▶ EXERCISE OBJECTIVE
List each line of the data that holds the string "уѣздныхъ".

* begin GIVEN RECORDS *

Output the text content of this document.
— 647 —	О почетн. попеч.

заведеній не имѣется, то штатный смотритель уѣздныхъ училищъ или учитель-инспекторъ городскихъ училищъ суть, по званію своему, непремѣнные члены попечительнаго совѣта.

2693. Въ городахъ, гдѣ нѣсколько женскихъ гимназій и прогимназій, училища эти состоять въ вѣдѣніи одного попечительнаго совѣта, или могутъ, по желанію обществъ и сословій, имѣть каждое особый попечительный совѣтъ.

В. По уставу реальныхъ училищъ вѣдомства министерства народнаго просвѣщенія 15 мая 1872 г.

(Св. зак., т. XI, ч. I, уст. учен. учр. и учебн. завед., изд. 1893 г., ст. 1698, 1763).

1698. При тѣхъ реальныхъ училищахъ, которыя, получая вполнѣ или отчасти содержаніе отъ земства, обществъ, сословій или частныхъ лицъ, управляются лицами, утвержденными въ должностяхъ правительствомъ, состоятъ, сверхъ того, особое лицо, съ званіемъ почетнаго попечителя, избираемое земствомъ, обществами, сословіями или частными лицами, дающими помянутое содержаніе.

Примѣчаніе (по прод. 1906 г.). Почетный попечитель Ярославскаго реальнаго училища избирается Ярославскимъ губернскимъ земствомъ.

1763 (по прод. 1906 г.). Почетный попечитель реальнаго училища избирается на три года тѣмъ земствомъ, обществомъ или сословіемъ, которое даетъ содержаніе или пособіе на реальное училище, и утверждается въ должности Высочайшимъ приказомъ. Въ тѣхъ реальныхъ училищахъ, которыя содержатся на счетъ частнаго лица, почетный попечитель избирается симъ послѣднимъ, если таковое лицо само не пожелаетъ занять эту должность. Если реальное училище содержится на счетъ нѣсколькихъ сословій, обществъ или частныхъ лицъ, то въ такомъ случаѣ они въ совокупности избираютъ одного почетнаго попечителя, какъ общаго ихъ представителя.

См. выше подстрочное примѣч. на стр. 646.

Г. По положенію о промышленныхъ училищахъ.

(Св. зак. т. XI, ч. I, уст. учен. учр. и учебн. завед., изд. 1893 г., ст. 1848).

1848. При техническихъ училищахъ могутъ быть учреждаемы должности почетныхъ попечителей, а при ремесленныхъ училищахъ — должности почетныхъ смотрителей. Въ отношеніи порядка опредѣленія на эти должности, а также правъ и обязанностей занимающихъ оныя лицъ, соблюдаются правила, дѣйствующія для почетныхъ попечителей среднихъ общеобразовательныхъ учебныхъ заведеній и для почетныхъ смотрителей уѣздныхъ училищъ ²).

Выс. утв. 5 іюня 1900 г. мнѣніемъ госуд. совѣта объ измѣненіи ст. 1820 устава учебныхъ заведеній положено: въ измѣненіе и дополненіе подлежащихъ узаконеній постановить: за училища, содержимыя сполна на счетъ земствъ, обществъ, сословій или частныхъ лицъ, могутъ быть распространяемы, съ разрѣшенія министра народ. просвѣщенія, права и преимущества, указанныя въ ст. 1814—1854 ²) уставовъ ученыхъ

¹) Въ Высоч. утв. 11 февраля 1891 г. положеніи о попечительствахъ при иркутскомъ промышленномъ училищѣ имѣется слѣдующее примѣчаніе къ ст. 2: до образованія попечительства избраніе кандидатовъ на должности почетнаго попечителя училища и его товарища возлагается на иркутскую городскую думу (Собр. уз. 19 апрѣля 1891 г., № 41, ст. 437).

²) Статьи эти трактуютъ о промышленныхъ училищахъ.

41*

* end GIVEN RECORDS *

▶ SOLUTION FOR THIS PROBLEM
заведеній не имѣется, то штатный смотритель уѣздныхъ училищъ или учитель-инспекторъ городскихъ училищъ суть, по званію своему, непремѣнные члены попечительнаго совѣта.
1848. При техническихъ училищахъ могутъ быть учреждаемы должности почетныхъ попечителей, а при ремесленныхъ училищахъ — должности почетныхъ смотрителей. Въ отношеніи порядка опредѣленія на эти должности, а также правъ и обязанностей занимающихъ оныя лицъ, соблюдаются правила, дѣйствующія для почетныхъ попечителей среднихъ общеобразовательныхъ учебныхъ заведеній и для почетныхъ смотрителей уѣздныхъ училищъ ²).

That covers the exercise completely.